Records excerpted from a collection
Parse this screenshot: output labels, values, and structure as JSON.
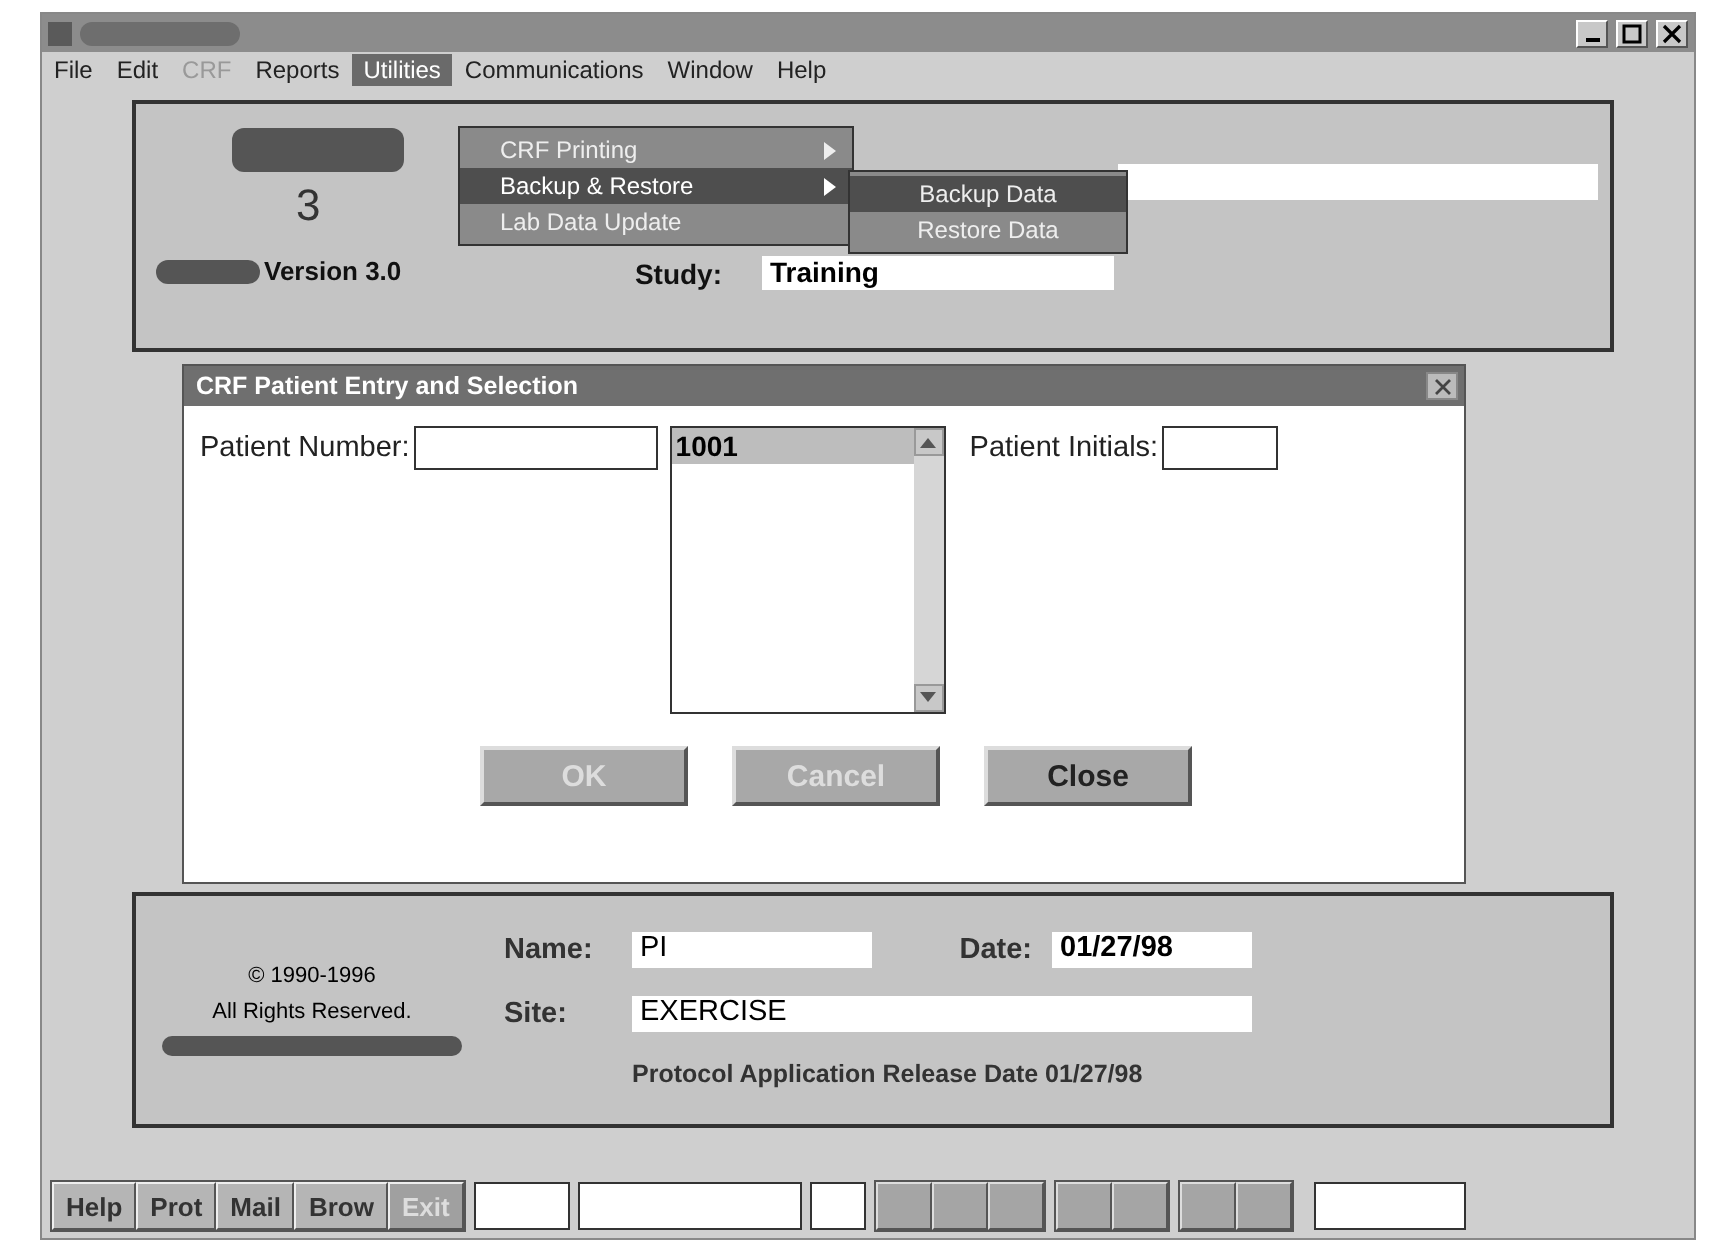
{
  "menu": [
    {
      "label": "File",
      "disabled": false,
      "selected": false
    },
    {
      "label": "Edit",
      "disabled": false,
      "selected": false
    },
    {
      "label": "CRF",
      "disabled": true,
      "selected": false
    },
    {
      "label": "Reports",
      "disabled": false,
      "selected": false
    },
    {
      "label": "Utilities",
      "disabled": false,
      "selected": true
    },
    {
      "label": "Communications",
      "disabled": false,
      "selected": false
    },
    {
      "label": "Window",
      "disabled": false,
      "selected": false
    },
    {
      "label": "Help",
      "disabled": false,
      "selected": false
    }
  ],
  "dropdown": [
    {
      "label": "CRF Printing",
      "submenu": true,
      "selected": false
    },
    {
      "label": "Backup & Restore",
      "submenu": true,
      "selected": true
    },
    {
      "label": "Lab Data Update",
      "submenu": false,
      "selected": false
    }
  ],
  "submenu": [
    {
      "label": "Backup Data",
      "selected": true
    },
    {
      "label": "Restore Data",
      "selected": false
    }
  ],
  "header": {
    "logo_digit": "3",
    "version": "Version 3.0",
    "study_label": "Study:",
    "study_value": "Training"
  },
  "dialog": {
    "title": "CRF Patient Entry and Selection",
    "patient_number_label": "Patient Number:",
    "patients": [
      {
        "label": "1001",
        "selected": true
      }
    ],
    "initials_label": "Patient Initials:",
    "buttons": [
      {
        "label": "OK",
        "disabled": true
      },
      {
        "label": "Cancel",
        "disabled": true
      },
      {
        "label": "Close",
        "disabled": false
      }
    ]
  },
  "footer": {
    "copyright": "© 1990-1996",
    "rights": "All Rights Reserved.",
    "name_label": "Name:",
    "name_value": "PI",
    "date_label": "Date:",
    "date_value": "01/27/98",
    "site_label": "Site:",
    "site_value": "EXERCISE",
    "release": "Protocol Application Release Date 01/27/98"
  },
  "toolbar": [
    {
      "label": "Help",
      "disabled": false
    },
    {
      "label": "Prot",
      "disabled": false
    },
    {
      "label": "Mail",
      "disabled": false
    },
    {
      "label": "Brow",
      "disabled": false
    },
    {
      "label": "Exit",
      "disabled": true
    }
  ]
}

▸ **YOUR GOAL**
Only a number is expected: the count of lines in the entries that include the string "Data".

▸ **REPLY TO THE TASK**
3